— begin DATASET ROWS —
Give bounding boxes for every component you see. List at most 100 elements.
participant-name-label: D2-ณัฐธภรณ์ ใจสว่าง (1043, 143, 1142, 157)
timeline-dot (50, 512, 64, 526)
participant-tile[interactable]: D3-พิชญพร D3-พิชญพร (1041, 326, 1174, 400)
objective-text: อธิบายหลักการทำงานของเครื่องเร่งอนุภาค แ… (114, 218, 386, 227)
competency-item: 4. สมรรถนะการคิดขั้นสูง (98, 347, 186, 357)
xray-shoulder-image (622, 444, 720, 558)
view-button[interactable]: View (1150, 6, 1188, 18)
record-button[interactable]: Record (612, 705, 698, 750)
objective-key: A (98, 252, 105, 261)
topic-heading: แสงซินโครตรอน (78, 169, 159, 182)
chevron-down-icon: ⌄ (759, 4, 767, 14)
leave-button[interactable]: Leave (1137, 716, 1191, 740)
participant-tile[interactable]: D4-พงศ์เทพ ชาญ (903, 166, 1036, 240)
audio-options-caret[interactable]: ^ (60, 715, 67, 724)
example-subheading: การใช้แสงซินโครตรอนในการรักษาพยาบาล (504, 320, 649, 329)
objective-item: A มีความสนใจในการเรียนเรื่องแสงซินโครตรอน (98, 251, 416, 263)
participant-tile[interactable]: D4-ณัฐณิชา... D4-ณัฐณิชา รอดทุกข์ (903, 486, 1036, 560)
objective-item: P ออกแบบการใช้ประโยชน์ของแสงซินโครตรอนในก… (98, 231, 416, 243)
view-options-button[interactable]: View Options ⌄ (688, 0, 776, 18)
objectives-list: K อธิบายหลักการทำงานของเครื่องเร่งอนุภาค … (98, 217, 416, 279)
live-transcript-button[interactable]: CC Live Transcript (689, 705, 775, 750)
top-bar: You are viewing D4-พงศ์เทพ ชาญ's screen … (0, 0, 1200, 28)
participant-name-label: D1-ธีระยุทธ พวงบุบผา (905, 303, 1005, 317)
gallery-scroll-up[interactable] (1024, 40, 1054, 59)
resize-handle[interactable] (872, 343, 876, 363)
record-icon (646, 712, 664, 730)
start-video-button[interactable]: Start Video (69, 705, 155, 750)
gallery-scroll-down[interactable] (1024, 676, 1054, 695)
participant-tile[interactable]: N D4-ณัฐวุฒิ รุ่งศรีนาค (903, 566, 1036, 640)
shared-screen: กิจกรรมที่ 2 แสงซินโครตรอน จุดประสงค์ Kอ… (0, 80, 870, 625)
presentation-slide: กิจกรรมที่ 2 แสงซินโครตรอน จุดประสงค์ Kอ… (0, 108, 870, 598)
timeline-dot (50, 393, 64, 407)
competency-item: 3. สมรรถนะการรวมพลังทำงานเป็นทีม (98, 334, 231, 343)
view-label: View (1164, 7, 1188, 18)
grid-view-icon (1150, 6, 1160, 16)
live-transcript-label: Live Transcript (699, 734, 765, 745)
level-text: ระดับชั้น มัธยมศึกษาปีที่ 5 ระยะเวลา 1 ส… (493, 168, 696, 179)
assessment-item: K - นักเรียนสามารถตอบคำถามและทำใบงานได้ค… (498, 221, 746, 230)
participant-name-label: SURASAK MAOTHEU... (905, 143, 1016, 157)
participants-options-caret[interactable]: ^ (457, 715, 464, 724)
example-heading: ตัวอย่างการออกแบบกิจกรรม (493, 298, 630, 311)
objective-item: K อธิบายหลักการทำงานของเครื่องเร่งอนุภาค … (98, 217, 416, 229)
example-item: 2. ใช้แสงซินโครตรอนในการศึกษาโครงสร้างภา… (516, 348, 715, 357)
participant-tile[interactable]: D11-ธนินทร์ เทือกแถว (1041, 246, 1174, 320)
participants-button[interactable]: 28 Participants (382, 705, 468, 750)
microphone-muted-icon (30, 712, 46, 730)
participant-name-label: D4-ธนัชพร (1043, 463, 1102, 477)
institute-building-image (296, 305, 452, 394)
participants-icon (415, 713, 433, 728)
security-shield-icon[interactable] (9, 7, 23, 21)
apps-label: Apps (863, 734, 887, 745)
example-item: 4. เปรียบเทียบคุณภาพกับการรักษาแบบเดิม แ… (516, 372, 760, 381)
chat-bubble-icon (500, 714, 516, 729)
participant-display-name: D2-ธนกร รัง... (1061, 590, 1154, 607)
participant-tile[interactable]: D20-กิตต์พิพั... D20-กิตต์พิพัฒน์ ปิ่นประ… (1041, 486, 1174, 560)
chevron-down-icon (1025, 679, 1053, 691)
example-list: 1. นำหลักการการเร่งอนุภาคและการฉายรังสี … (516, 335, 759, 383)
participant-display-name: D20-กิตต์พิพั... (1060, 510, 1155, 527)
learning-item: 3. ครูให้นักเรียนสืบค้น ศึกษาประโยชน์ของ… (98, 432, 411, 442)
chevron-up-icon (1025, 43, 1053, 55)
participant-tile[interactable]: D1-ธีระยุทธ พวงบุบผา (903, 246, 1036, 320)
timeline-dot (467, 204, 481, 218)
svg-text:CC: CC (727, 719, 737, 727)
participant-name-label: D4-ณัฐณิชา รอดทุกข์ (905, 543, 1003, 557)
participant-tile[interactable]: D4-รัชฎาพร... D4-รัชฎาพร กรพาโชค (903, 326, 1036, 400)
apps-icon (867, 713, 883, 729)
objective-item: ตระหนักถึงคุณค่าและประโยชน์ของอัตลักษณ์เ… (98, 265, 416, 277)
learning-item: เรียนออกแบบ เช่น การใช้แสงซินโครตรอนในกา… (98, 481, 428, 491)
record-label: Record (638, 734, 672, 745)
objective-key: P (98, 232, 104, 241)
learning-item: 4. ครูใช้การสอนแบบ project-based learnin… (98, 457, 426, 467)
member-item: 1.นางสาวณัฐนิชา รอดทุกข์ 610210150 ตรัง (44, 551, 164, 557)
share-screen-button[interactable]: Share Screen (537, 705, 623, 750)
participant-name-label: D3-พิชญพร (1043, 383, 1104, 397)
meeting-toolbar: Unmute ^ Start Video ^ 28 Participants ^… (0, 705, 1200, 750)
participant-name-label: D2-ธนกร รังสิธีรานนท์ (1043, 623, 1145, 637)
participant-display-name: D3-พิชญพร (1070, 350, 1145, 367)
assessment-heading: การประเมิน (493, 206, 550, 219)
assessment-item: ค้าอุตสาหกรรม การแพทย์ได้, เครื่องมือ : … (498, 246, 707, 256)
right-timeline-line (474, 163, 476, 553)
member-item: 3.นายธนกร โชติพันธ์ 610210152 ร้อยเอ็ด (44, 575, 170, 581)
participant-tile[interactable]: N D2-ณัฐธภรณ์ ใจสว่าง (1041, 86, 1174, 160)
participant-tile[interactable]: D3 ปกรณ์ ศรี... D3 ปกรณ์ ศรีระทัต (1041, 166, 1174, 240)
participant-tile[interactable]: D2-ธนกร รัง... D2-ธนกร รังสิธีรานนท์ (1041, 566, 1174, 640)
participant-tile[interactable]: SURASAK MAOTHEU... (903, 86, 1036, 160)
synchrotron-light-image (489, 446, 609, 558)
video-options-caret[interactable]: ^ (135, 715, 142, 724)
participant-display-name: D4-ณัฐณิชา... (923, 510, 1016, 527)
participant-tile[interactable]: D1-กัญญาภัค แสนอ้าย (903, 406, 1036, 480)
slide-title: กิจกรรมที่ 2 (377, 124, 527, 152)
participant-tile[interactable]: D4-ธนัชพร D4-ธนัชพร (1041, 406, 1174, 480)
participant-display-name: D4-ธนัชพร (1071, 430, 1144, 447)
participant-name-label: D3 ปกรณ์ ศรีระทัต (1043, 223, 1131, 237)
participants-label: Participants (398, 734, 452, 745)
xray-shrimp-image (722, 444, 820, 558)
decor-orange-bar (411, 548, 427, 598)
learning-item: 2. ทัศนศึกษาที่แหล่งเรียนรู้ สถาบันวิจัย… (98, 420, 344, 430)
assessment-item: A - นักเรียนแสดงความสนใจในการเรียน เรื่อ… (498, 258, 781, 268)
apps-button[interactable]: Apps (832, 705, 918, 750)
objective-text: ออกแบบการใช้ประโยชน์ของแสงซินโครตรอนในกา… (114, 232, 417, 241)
— end DATASET ROWS —
--- WHAT IS NEEDED ---
Copy the data word for word, from its first line through the line containing "live-transcript-label: Live Transcript", including both of those lines.

--- RESPONSE TO THIS EXERCISE ---
Give bounding boxes for every component you see. List at most 100 elements.
participant-name-label: D2-ณัฐธภรณ์ ใจสว่าง (1043, 143, 1142, 157)
timeline-dot (50, 512, 64, 526)
participant-tile[interactable]: D3-พิชญพร D3-พิชญพร (1041, 326, 1174, 400)
objective-text: อธิบายหลักการทำงานของเครื่องเร่งอนุภาค แ… (114, 218, 386, 227)
competency-item: 4. สมรรถนะการคิดขั้นสูง (98, 347, 186, 357)
xray-shoulder-image (622, 444, 720, 558)
view-button[interactable]: View (1150, 6, 1188, 18)
record-button[interactable]: Record (612, 705, 698, 750)
objective-key: A (98, 252, 105, 261)
topic-heading: แสงซินโครตรอน (78, 169, 159, 182)
chevron-down-icon: ⌄ (759, 4, 767, 14)
leave-button[interactable]: Leave (1137, 716, 1191, 740)
participant-tile[interactable]: D4-พงศ์เทพ ชาญ (903, 166, 1036, 240)
audio-options-caret[interactable]: ^ (60, 715, 67, 724)
example-subheading: การใช้แสงซินโครตรอนในการรักษาพยาบาล (504, 320, 649, 329)
objective-item: A มีความสนใจในการเรียนเรื่องแสงซินโครตรอน (98, 251, 416, 263)
participant-tile[interactable]: D4-ณัฐณิชา... D4-ณัฐณิชา รอดทุกข์ (903, 486, 1036, 560)
objective-item: P ออกแบบการใช้ประโยชน์ของแสงซินโครตรอนในก… (98, 231, 416, 243)
view-options-button[interactable]: View Options ⌄ (688, 0, 776, 18)
objectives-list: K อธิบายหลักการทำงานของเครื่องเร่งอนุภาค … (98, 217, 416, 279)
live-transcript-button[interactable]: CC Live Transcript (689, 705, 775, 750)
top-bar: You are viewing D4-พงศ์เทพ ชาญ's screen … (0, 0, 1200, 28)
participant-name-label: D1-ธีระยุทธ พวงบุบผา (905, 303, 1005, 317)
gallery-scroll-up[interactable] (1024, 40, 1054, 59)
resize-handle[interactable] (872, 343, 876, 363)
record-icon (646, 712, 664, 730)
start-video-button[interactable]: Start Video (69, 705, 155, 750)
gallery-scroll-down[interactable] (1024, 676, 1054, 695)
participant-tile[interactable]: N D4-ณัฐวุฒิ รุ่งศรีนาค (903, 566, 1036, 640)
shared-screen: กิจกรรมที่ 2 แสงซินโครตรอน จุดประสงค์ Kอ… (0, 80, 870, 625)
presentation-slide: กิจกรรมที่ 2 แสงซินโครตรอน จุดประสงค์ Kอ… (0, 108, 870, 598)
timeline-dot (50, 393, 64, 407)
competency-item: 3. สมรรถนะการรวมพลังทำงานเป็นทีม (98, 334, 231, 343)
view-label: View (1164, 7, 1188, 18)
grid-view-icon (1150, 6, 1160, 16)
live-transcript-label: Live Transcript (699, 734, 765, 745)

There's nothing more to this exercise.